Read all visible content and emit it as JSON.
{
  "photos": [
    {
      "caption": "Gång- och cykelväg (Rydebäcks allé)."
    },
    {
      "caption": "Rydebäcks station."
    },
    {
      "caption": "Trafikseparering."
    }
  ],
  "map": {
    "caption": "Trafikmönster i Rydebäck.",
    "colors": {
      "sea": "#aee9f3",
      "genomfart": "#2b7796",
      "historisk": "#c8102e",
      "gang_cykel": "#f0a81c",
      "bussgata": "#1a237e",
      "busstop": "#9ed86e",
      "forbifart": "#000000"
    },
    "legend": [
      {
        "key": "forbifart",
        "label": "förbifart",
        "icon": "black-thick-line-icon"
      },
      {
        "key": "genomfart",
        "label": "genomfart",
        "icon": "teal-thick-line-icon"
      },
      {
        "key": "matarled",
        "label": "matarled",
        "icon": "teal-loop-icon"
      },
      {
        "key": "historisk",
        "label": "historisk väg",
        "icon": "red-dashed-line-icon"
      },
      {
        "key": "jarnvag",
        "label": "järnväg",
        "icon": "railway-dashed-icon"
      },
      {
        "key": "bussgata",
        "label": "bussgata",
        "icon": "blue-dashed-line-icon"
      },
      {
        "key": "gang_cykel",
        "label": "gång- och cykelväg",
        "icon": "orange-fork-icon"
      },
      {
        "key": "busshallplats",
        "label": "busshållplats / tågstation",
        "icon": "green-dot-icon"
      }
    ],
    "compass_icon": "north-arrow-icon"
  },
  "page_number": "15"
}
══════════
» **What this task involves**
Show every line in the entries above that contains the string "dashed".

» **Answer section**
        "icon": "red-dashed-line-icon"
        "icon": "railway-dashed-icon"
        "icon": "blue-dashed-line-icon"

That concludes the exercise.